**GOAL**:
For this exercise, copy out each line of the material below that includes "logerende".

BEGIN DATA LINES

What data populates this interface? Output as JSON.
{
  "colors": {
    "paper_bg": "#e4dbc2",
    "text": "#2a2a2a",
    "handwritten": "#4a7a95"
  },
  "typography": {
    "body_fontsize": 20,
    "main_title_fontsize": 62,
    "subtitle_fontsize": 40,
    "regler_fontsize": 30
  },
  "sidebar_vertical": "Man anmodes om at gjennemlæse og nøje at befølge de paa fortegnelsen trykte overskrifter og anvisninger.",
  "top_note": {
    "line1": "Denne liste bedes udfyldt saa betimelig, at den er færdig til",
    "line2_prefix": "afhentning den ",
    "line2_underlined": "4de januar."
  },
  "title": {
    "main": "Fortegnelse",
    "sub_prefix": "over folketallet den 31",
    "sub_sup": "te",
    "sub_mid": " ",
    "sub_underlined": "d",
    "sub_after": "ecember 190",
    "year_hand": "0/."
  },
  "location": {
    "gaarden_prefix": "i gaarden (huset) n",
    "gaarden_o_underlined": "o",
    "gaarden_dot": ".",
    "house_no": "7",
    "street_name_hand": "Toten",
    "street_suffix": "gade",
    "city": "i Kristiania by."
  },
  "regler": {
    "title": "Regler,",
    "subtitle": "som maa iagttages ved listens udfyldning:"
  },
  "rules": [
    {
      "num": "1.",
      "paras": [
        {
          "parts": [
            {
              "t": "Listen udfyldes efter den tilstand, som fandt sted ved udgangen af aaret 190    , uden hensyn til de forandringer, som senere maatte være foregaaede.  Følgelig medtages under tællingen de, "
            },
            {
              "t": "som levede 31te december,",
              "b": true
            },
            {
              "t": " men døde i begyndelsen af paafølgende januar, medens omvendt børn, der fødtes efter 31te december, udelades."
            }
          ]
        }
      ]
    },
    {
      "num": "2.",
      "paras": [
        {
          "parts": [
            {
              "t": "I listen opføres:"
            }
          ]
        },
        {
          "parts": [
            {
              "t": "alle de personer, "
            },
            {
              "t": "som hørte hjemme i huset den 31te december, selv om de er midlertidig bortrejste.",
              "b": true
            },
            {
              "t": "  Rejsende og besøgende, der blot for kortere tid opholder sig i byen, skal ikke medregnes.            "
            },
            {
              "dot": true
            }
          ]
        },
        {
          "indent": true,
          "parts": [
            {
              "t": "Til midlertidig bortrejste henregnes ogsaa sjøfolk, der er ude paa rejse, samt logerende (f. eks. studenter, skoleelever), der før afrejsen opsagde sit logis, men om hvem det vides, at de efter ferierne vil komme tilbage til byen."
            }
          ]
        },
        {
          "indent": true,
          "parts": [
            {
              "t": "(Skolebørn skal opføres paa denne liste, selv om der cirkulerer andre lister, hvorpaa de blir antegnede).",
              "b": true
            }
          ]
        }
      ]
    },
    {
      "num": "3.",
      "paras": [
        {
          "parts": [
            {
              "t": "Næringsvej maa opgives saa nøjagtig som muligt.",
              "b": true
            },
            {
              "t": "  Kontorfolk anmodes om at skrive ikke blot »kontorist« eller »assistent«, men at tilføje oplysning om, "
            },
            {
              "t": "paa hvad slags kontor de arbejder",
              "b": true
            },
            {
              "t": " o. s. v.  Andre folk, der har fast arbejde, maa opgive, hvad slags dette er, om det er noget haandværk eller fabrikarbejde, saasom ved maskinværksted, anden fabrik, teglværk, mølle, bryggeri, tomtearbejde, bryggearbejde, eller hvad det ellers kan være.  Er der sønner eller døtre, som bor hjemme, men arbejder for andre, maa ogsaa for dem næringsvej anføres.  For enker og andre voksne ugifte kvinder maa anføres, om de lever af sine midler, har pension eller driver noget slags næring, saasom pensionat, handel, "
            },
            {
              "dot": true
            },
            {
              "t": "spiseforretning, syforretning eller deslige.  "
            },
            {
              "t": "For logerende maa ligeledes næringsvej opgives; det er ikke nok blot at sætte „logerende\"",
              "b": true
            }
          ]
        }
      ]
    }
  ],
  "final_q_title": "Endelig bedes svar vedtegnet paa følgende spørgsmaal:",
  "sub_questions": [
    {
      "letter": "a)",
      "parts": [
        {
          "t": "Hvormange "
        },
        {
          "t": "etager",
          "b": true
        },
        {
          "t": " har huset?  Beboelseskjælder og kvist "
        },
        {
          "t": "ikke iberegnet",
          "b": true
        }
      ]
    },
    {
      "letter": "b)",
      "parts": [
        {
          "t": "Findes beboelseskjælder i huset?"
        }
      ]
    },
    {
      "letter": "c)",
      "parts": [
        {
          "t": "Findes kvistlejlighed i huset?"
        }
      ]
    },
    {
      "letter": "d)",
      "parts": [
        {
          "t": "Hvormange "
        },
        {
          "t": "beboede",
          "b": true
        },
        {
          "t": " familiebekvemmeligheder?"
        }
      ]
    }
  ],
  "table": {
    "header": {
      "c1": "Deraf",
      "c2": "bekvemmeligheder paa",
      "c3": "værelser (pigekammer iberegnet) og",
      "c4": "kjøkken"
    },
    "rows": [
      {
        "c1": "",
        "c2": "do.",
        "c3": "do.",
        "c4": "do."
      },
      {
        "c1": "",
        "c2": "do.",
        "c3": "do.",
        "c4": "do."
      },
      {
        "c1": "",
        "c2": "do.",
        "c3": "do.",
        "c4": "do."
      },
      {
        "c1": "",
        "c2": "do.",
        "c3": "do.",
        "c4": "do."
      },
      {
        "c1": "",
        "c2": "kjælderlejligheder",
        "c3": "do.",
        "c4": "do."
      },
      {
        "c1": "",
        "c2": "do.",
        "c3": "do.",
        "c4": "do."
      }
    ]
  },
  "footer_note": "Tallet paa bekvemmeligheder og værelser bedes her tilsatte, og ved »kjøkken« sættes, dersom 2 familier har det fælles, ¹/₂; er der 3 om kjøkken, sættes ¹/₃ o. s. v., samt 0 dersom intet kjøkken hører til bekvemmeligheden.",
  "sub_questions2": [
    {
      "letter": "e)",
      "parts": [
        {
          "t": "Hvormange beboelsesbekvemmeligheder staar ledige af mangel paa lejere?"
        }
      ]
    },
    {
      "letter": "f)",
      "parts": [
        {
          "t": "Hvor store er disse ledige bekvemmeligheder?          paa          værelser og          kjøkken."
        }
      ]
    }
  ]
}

END DATA LINES

**TASK OUTPUT**:
              "t": "Til midlertidig bortrejste henregnes ogsaa sjøfolk, der er ude paa rejse, samt logerende (f. eks. studenter, skoleelever), der før afrejsen opsagde sit logis, men om hvem det vides, at de efter ferierne vil komme tilbage til byen."
              "t": "For logerende maa ligeledes næringsvej opgives; det er ikke nok blot at sætte „logerende\"",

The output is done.